» Exercise instructions
From the entries below, list each line with "induced".

____________________

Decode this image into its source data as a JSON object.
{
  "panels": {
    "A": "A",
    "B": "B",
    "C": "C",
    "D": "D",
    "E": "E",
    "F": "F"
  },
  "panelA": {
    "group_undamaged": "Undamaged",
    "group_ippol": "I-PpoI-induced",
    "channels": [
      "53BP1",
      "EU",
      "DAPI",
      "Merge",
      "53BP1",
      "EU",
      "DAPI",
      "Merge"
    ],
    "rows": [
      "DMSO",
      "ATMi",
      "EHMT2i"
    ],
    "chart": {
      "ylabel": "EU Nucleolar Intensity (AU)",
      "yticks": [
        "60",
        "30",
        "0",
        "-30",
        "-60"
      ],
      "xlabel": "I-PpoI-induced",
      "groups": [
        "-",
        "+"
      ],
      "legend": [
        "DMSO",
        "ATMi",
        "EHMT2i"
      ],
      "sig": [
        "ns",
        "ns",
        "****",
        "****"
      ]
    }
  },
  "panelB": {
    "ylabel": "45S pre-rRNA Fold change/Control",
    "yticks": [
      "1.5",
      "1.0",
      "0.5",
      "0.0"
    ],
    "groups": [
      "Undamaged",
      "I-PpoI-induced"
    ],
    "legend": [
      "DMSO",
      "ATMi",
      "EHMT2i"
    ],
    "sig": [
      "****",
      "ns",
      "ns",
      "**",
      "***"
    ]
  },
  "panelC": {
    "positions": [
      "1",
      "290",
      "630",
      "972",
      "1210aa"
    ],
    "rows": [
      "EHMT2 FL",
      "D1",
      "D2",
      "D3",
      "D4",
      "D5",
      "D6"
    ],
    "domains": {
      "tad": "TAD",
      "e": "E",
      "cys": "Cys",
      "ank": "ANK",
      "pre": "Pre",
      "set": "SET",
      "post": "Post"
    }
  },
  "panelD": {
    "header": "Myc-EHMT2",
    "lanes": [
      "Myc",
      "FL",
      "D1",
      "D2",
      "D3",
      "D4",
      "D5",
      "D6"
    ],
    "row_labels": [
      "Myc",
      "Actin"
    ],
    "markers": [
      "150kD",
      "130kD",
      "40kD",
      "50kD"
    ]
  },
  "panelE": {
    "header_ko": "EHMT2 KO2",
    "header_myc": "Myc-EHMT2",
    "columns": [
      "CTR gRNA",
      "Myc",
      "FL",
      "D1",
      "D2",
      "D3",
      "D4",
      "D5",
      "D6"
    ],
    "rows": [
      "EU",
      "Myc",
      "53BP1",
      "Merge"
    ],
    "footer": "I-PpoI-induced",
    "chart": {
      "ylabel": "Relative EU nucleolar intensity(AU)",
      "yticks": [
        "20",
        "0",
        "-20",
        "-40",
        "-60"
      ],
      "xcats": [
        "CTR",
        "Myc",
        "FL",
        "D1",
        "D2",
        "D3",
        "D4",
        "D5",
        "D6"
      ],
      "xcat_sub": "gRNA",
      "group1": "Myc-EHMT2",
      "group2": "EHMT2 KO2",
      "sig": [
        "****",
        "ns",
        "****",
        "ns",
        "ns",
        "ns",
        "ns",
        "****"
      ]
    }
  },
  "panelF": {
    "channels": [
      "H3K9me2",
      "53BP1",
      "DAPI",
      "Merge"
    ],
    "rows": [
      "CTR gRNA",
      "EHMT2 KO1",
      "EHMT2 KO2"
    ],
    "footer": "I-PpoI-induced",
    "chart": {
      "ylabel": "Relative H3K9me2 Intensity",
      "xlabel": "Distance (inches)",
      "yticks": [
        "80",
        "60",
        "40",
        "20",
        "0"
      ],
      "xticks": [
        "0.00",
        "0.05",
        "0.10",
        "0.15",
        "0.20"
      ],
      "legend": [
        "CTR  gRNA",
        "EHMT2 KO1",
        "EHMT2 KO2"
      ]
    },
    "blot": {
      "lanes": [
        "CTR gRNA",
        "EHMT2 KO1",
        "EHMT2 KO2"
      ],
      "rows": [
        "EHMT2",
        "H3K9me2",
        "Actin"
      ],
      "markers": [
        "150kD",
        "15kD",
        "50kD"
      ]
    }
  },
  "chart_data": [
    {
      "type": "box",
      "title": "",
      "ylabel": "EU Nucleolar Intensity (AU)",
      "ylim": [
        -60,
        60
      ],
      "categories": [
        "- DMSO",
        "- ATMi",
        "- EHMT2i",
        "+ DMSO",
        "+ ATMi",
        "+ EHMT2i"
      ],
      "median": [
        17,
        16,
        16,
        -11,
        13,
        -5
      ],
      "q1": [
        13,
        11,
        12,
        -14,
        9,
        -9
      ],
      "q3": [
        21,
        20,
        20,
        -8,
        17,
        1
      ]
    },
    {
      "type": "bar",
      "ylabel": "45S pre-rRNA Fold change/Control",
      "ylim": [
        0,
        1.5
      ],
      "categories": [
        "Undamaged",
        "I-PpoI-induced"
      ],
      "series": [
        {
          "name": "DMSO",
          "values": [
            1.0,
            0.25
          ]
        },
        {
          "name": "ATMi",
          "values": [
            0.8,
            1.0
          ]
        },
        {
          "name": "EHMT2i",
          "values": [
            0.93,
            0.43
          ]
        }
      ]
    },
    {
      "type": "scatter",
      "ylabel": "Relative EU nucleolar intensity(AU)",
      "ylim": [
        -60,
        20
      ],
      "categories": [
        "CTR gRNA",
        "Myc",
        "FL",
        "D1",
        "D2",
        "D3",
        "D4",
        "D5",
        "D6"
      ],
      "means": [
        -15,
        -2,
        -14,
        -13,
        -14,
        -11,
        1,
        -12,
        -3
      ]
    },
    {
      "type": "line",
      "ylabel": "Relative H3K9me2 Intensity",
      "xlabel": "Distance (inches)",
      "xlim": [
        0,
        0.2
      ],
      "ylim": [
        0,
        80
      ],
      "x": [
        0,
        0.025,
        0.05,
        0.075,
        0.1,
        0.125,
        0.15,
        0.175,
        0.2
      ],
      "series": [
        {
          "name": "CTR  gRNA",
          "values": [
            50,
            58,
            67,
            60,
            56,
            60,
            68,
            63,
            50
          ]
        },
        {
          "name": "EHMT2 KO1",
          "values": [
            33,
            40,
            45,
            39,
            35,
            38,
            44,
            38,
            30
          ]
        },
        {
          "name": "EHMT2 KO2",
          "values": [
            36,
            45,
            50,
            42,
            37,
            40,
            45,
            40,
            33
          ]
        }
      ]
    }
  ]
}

____________________

» Result for this exercise
    "group_ippol": "I-PpoI-induced",
      "xlabel": "I-PpoI-induced",
      "I-PpoI-induced"
    "footer": "I-PpoI-induced",
    "footer": "I-PpoI-induced",
        "I-PpoI-induced"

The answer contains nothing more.